#### ITEMS:
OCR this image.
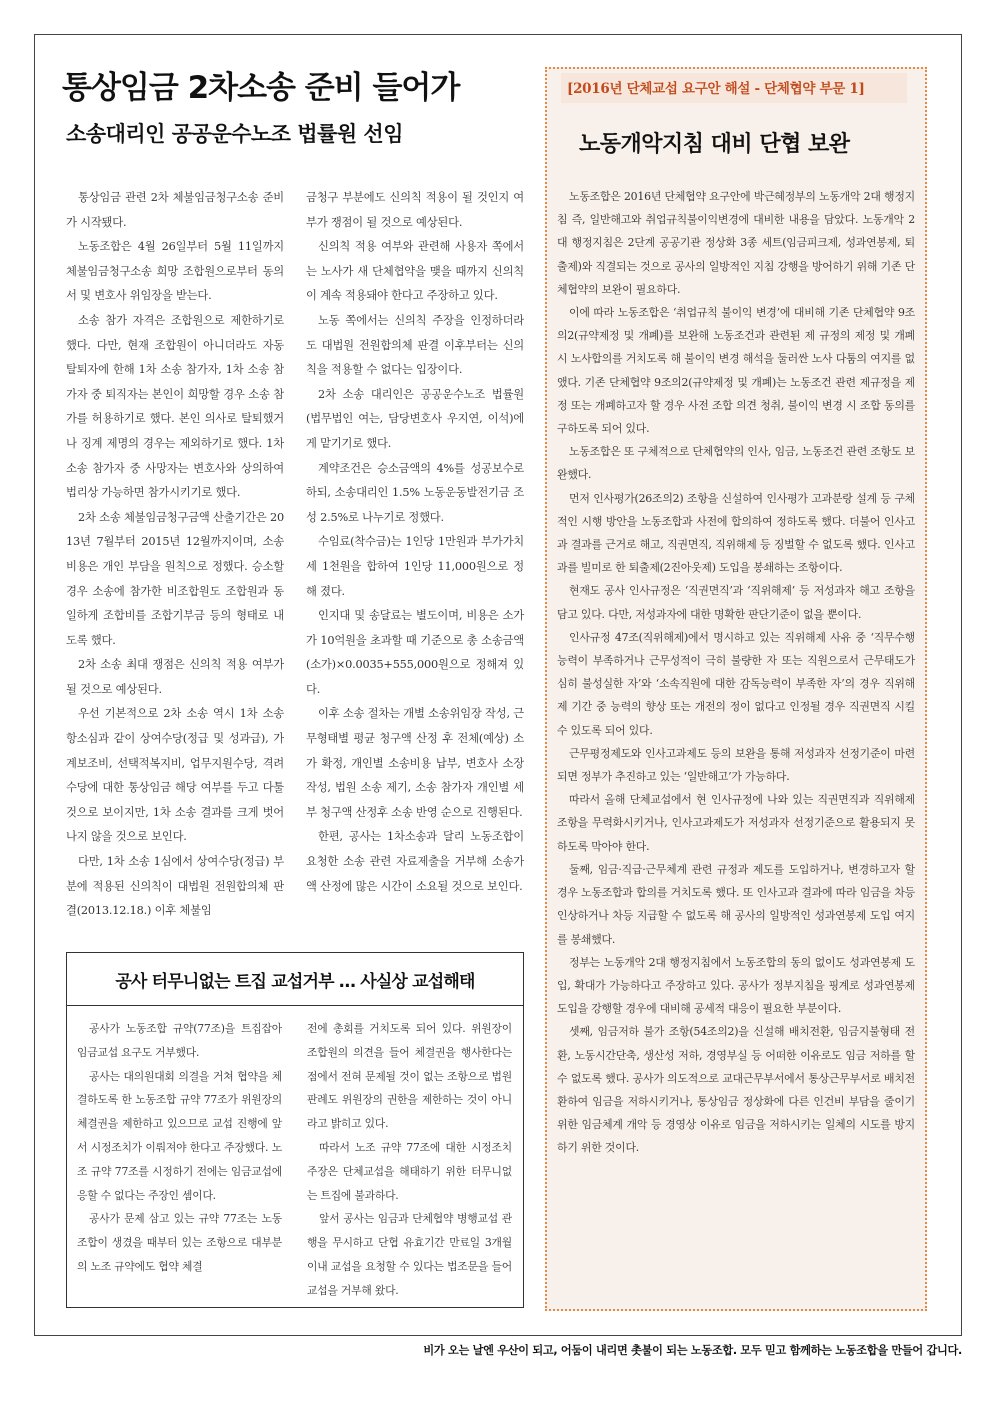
통상임금 2차소송 준비 들어가
소송대리인 공공운수노조 법률원 선임

통상임금 관련 2차 체불임금청구소송 준비가 시작됐다.

노동조합은 4월 26일부터 5월 11일까지 체불임금청구소송 희망 조합원으로부터 동의서 및 변호사 위임장을 받는다.

소송 참가 자격은 조합원으로 제한하기로 했다. 다만, 현재 조합원이 아니더라도 자동 탈퇴자에 한해 1차 소송 참가자, 1차 소송 참가자 중 퇴직자는 본인이 희망할 경우 소송 참가를 허용하기로 했다. 본인 의사로 탈퇴했거나 징계 제명의 경우는 제외하기로 했다. 1차 소송 참가자 중 사망자는 변호사와 상의하여 법리상 가능하면 참가시키기로 했다.

2차 소송 체불임금청구금액 산출기간은 2013년 7월부터 2015년 12월까지이며, 소송비용은 개인 부담을 원칙으로 정했다. 승소할 경우 소송에 참가한 비조합원도 조합원과 동일하게 조합비를 조합기부금 등의 형태로 내도록 했다.

2차 소송 최대 쟁점은 신의칙 적용 여부가 될 것으로 예상된다.

우선 기본적으로 2차 소송 역시 1차 소송 항소심과 같이 상여수당(정급 및 성과급), 가계보조비, 선택적복지비, 업무지원수당, 격려수당에 대한 통상임금 해당 여부를 두고 다툴 것으로 보이지만, 1차 소송 결과를 크게 벗어나지 않을 것으로 보인다.

다만, 1차 소송 1심에서 상여수당(정급) 부분에 적용된 신의칙이 대법원 전원합의체 판결(2013.12.18.) 이후 체불임

금청구 부분에도 신의칙 적용이 될 것인지 여부가 쟁점이 될 것으로 예상된다.

신의칙 적용 여부와 관련해 사용자 쪽에서는 노사가 새 단체협약을 맺을 때까지 신의칙이 계속 적용돼야 한다고 주장하고 있다.

노동 쪽에서는 신의칙 주장을 인정하더라도 대법원 전원합의체 판결 이후부터는 신의칙을 적용할 수 없다는 입장이다.

2차 소송 대리인은 공공운수노조 법률원(법무법인 여는, 담당변호사 우지연, 이석)에게 맡기기로 했다.

계약조건은 승소금액의 4%를 성공보수로 하되, 소송대리인 1.5% 노동운동발전기금 조성 2.5%로 나누기로 정했다.

수임료(착수금)는 1인당 1만원과 부가가치세 1천원을 합하여 1인당 11,000원으로 정해 졌다.

인지대 및 송달료는 별도이며, 비용은 소가가 10억원을 초과할 때 기준으로 총 소송금액(소가)×0.0035+555,000원으로 정해져 있다.

이후 소송 절차는 개별 소송위임장 작성, 근무형태별 평균 청구액 산정 후 전체(예상) 소가 확정, 개인별 소송비용 납부, 변호사 소장 작성, 법원 소송 제기, 소송 참가자 개인별 세부 청구액 산정후 소송 반영 순으로 진행된다.

한편, 공사는 1차소송과 달리 노동조합이 요청한 소송 관련 자료제출을 거부해 소송가액 산정에 많은 시간이 소요될 것으로 보인다.

공사 터무니없는 트집 교섭거부 … 사실상 교섭해태

공사가 노동조합 규약(77조)을 트집잡아 임금교섭 요구도 거부했다.

공사는 대의원대회 의결을 거쳐 협약을 체결하도록 한 노동조합 규약 77조가 위원장의 체결권을 제한하고 있으므로 교섭 진행에 앞서 시정조치가 이뤄져야 한다고 주장했다. 노조 규약 77조를 시정하기 전에는 임금교섭에 응할 수 없다는 주장인 셈이다.

공사가 문제 삼고 있는 규약 77조는 노동조합이 생겼을 때부터 있는 조항으로 대부분의 노조 규약에도 협약 체결

전에 총회를 거치도록 되어 있다. 위원장이 조합원의 의견을 들어 체결권을 행사한다는 점에서 전혀 문제될 것이 없는 조항으로 법원 판례도 위원장의 권한을 제한하는 것이 아니라고 밝히고 있다.

따라서 노조 규약 77조에 대한 시정조치 주장은 단체교섭을 해태하기 위한 터무니없는 트집에 불과하다.

앞서 공사는 임금과 단체협약 병행교섭 관행을 무시하고 단협 유효기간 만료일 3개월 이내 교섭을 요청할 수 있다는 법조문을 들어 교섭을 거부해 왔다.

[2016년 단체교섭 요구안 해설 - 단체협약 부문 1]
노동개악지침 대비 단협 보완

노동조합은 2016년 단체협약 요구안에 박근혜정부의 노동개악 2대 행정지침 즉, 일반해고와 취업규칙불이익변경에 대비한 내용을 담았다. 노동개악 2대 행정지침은 2단계 공공기관 정상화 3종 세트(임금피크제, 성과연봉제, 퇴출제)와 직결되는 것으로 공사의 일방적인 지침 강행을 방어하기 위해 기존 단체협약의 보완이 필요하다.

이에 따라 노동조합은 ‘취업규칙 불이익 변경’에 대비해 기존 단체협약 9조의2(규약제정 및 개폐)를 보완해 노동조건과 관련된 제 규정의 제정 및 개폐 시 노사합의를 거치도록 해 불이익 변경 해석을 둘러싼 노사 다툼의 여지를 없앴다. 기존 단체협약 9조의2(규약제정 및 개폐)는 노동조건 관련 제규정을 제정 또는 개폐하고자 할 경우 사전 조합 의견 청취, 불이익 변경 시 조합 동의를 구하도록 되어 있다.

노동조합은 또 구체적으로 단체협약의 인사, 임금, 노동조건 관련 조항도 보완했다.

먼저 인사평가(26조의2) 조항을 신설하여 인사평가 고과분랑 설계 등 구체적인 시행 방안을 노동조합과 사전에 합의하여 정하도록 했다. 더불어 인사고과 결과를 근거로 해고, 직권면직, 직위해제 등 징벌할 수 없도록 했다. 인사고과를 빌미로 한 퇴출제(2진아웃제) 도입을 봉쇄하는 조항이다.

현재도 공사 인사규정은 ‘직권면직’과 ‘직위해제’ 등 저성과자 해고 조항을 담고 있다. 다만, 저성과자에 대한 명확한 판단기준이 없을 뿐이다.

인사규정 47조(직위해제)에서 명시하고 있는 직위해제 사유 중 ‘직무수행능력이 부족하거나 근무성적이 극히 불량한 자 또는 직원으로서 근무태도가 심히 불성실한 자’와 ‘소속직원에 대한 감독능력이 부족한 자’의 경우 직위해제 기간 중 능력의 향상 또는 개전의 정이 없다고 인정될 경우 직권면직 시킬 수 있도록 되어 있다.

근무평정제도와 인사고과제도 등의 보완을 통해 저성과자 선정기준이 마련되면 정부가 추진하고 있는 ‘일반해고’가 가능하다.

따라서 올해 단체교섭에서 현 인사규정에 나와 있는 직권면직과 직위해제 조항을 무력화시키거나, 인사고과제도가 저성과자 선정기준으로 활용되지 못하도록 막아야 한다.

둘째, 임금·직급·근무체계 관련 규정과 제도를 도입하거나, 변경하고자 할 경우 노동조합과 합의를 거치도록 했다. 또 인사고과 결과에 따라 임금을 차등 인상하거나 차등 지급할 수 없도록 해 공사의 일방적인 성과연봉제 도입 여지를 봉쇄했다.

정부는 노동개악 2대 행정지침에서 노동조합의 동의 없이도 성과연봉제 도입, 확대가 가능하다고 주장하고 있다. 공사가 정부지침을 핑계로 성과연봉제 도입을 강행할 경우에 대비해 공세적 대응이 필요한 부분이다.

셋째, 임금저하 불가 조항(54조의2)을 신설해 배치전환, 임금지불형태 전환, 노동시간단축, 생산성 저하, 경영부실 등 어떠한 이유로도 임금 저하를 할 수 없도록 했다. 공사가 의도적으로 교대근무부서에서 통상근무부서로 배치전환하여 임금을 저하시키거나, 통상임금 정상화에 다른 인건비 부담을 줄이기 위한 임금체계 개악 등 경영상 이유로 임금을 저하시키는 일체의 시도를 방지하기 위한 것이다.

비가 오는 날엔 우산이 되고, 어둠이 내리면 촛불이 되는 노동조합. 모두 믿고 함께하는 노동조합을 만들어 갑니다.
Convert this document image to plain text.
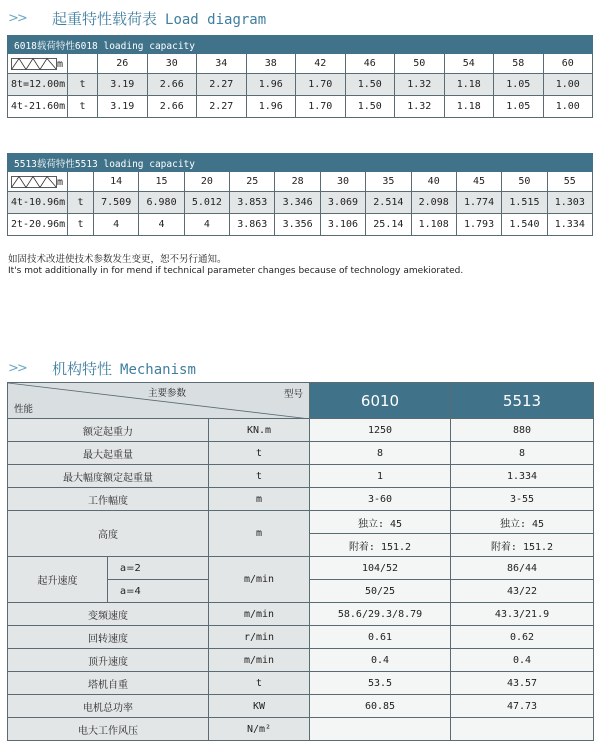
>>	起重特性载荷表 Load diagram
6018载荷特性6018 loading capacity											
m		26	30	34	38	42	46	50	54	58	60
8t=12.00m	t	3.19	2.66	2.27	1.96	1.70	1.50	1.32	1.18	1.05	1.00
4t-21.60m	t	3.19	2.66	2.27	1.96	1.70	1.50	1.32	1.18	1.05	1.00
5513载荷特性5513 loading capacity												
m		14	15	20	25	28	30	35	40	45	50	55
4t-10.96m	t	7.509	6.980	5.012	3.853	3.346	3.069	2.514	2.098	1.774	1.515	1.303
2t-20.96m	t	4	4	4	3.863	3.356	3.106	25.14	1.108	1.793	1.540	1.334
如固技术改进使技术参数发生变更，恕不另行通知。
It's mot additionally in for mend if technical parameter changes because of technology amekiorated.
>>	机构特性 Mechanism
主要参数 型号
性能			6010	5513
额定起重力		KN.m	1250	880
最大起重量		t	8	8
最大幅度额定起重量		t	1	1.334
工作幅度		m	3-60	3-55
高度		m	独立: 45	独立: 45
			附着: 151.2	附着: 151.2
起升速度	a=2	m/min	104/52	86/44
	a=4		50/25	43/22
变频速度		m/min	58.6/29.3/8.79	43.3/21.9
回转速度		r/min	0.61	0.62
顶升速度		m/min	0.4	0.4
塔机自重		t	53.5	43.57
电机总功率		KW	60.85	47.73
电大工作风压		N/m²		
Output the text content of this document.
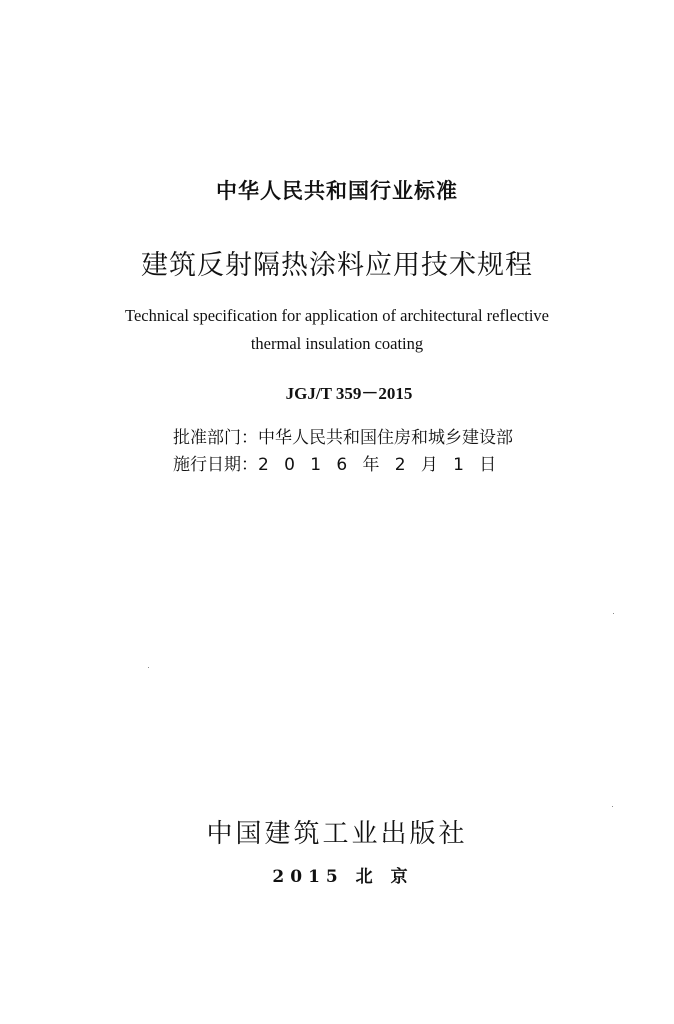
中华人民共和国行业标准
建筑反射隔热涂料应用技术规程
Technical specification for application of architectural reflective
thermal insulation coating
JGJ/T 359－2015
批准部门：中华人民共和国住房和城乡建设部
施行日期：2016年2月1日
中国建筑工业出版社
2015 北 京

#### WHAT NEEDS TO BE DONE:
Every line of the records that includes the word "저성과자" should be gathered.

#### ANSWER TO THE EXERCISE:
현재도 공사 인사규정은 ‘직권면직’과 ‘직위해제’ 등 저성과자 해고 조항을 담고 있다. 다만, 저성과자에 대한 명확한 판단기준이 없을 뿐이다.
근무평정제도와 인사고과제도 등의 보완을 통해 저성과자 선정기준이 마련되면 정부가 추진하고 있는 ‘일반해고’가 가능하다.
따라서 올해 단체교섭에서 현 인사규정에 나와 있는 직권면직과 직위해제 조항을 무력화시키거나, 인사고과제도가 저성과자 선정기준으로 활용되지 못하도록 막아야 한다.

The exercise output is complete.